• [DATASET ENTRIES]
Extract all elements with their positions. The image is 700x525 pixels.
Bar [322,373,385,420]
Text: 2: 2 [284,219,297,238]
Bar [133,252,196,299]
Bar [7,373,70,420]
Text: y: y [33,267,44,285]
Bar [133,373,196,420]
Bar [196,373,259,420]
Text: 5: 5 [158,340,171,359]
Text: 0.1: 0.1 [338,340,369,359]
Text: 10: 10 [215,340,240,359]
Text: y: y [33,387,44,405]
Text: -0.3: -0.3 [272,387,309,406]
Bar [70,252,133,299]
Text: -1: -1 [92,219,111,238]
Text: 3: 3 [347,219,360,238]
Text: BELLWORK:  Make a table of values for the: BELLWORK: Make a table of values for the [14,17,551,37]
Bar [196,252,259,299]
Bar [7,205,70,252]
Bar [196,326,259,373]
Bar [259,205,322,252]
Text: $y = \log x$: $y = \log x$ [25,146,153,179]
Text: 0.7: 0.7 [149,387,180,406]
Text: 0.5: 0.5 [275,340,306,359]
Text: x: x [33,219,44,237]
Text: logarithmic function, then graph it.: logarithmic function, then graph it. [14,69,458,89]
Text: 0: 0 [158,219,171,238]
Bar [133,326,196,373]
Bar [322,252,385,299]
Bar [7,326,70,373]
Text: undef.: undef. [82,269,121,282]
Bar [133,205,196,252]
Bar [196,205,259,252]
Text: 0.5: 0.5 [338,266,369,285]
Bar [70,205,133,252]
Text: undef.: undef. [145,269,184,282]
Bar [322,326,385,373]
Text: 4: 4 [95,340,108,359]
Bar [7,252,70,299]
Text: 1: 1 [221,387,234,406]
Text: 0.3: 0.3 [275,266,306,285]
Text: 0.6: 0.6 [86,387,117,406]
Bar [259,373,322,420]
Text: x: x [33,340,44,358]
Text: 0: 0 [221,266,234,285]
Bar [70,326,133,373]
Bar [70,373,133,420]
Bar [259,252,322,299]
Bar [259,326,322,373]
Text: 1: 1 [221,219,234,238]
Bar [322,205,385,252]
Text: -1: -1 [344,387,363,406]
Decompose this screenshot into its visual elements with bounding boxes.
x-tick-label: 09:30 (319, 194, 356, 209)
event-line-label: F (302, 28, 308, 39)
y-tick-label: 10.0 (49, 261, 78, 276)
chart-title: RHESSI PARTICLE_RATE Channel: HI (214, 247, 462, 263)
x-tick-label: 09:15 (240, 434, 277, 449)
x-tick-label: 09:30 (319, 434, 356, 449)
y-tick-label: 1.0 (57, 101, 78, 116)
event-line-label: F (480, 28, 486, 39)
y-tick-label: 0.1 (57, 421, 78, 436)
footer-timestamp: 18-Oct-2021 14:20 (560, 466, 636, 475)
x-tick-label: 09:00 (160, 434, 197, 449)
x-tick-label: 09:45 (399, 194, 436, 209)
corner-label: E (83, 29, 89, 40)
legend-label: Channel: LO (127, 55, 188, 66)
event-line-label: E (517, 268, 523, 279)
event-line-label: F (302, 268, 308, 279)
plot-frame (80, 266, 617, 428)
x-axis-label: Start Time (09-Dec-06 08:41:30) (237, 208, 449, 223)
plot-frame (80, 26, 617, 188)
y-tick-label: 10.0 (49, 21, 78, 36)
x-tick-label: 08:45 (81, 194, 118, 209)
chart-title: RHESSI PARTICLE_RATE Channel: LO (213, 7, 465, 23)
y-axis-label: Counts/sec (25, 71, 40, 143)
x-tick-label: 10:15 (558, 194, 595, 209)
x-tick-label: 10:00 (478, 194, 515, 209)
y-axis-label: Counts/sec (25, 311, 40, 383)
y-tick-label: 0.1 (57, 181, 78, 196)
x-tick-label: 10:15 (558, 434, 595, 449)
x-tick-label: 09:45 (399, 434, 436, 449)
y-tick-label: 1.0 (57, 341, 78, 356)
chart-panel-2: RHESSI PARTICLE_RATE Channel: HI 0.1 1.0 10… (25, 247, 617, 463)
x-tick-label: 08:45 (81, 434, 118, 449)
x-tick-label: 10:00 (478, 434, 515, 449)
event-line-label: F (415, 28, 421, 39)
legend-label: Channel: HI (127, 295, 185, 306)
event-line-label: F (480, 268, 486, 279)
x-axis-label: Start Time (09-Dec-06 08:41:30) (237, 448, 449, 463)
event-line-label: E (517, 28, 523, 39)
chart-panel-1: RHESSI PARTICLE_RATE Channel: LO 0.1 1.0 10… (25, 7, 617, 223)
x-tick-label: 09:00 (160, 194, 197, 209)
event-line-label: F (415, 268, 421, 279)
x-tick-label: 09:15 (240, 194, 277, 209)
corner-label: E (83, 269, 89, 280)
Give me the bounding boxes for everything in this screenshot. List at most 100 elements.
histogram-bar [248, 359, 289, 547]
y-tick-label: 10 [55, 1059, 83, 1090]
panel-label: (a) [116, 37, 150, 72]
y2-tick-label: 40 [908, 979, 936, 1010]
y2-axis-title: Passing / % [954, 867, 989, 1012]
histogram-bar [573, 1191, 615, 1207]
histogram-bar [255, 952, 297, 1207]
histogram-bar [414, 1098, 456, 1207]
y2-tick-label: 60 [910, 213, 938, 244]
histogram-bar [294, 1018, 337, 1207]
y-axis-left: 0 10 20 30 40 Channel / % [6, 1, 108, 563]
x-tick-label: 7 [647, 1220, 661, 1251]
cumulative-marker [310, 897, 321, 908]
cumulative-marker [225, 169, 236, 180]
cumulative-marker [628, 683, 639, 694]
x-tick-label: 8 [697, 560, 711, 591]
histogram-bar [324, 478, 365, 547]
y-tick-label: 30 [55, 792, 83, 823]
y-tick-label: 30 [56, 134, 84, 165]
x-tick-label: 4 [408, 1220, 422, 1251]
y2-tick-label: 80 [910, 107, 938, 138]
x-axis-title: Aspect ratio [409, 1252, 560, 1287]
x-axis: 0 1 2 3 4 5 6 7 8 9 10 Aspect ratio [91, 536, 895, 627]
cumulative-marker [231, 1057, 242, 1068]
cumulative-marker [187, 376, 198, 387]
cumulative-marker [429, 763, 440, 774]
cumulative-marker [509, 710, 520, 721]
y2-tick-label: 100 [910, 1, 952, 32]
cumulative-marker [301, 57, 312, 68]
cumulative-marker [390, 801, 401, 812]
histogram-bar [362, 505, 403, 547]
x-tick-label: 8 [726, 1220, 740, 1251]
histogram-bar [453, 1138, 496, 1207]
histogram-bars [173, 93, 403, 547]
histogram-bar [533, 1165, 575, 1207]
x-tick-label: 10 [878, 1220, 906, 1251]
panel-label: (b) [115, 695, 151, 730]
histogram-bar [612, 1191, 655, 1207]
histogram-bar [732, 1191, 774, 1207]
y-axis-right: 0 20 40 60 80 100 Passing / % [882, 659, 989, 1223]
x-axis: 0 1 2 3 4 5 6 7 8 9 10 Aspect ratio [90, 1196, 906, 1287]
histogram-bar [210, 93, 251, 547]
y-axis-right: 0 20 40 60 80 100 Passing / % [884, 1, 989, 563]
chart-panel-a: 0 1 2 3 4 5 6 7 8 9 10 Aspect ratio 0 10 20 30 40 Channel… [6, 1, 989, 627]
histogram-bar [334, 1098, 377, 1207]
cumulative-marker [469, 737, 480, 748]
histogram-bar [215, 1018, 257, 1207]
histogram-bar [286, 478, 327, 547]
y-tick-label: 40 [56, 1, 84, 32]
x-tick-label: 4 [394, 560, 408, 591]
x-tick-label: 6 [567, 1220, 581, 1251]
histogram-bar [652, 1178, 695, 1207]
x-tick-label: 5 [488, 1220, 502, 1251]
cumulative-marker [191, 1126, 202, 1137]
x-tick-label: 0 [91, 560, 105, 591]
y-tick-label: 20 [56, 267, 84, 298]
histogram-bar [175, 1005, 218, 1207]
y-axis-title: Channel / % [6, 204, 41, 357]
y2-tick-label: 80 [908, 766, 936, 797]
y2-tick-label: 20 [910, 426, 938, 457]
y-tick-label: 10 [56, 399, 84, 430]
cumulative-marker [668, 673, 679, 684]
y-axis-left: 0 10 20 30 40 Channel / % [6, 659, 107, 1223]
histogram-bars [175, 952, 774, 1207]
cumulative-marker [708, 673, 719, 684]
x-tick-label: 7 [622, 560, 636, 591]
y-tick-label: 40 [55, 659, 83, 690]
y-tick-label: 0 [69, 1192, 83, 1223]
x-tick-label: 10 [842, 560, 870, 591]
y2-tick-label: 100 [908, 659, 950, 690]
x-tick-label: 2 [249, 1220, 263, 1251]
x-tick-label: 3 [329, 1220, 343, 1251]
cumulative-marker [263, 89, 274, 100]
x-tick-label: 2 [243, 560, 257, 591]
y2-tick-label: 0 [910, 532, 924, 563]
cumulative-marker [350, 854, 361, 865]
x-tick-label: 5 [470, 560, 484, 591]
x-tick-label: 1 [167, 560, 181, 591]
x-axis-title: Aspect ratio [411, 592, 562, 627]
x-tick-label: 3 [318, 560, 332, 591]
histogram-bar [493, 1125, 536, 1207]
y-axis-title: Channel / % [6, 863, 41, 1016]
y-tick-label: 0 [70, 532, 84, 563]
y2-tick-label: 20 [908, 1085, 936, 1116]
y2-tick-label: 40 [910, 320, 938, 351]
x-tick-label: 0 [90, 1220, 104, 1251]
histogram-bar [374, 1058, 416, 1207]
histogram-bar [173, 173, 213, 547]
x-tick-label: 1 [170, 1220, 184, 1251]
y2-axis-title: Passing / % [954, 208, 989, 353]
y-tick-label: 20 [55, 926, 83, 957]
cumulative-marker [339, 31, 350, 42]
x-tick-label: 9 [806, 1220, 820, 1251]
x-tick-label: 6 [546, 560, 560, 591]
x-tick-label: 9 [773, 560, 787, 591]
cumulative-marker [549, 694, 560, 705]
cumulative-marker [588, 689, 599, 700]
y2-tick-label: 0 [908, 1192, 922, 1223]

• [PROMPT]
Reproduce, without alteration, everything from the first line of the entries above down to and including the line containing "Text: 3: 3 [347,219,360,238]".

• [REPLY]
Extract all elements with their positions. The image is 700x525 pixels.
Bar [322,373,385,420]
Text: 2: 2 [284,219,297,238]
Bar [133,252,196,299]
Bar [7,373,70,420]
Text: y: y [33,267,44,285]
Bar [133,373,196,420]
Bar [196,373,259,420]
Text: 5: 5 [158,340,171,359]
Text: 0.1: 0.1 [338,340,369,359]
Text: 10: 10 [215,340,240,359]
Text: y: y [33,387,44,405]
Text: -0.3: -0.3 [272,387,309,406]
Bar [70,252,133,299]
Text: -1: -1 [92,219,111,238]
Text: 3: 3 [347,219,360,238]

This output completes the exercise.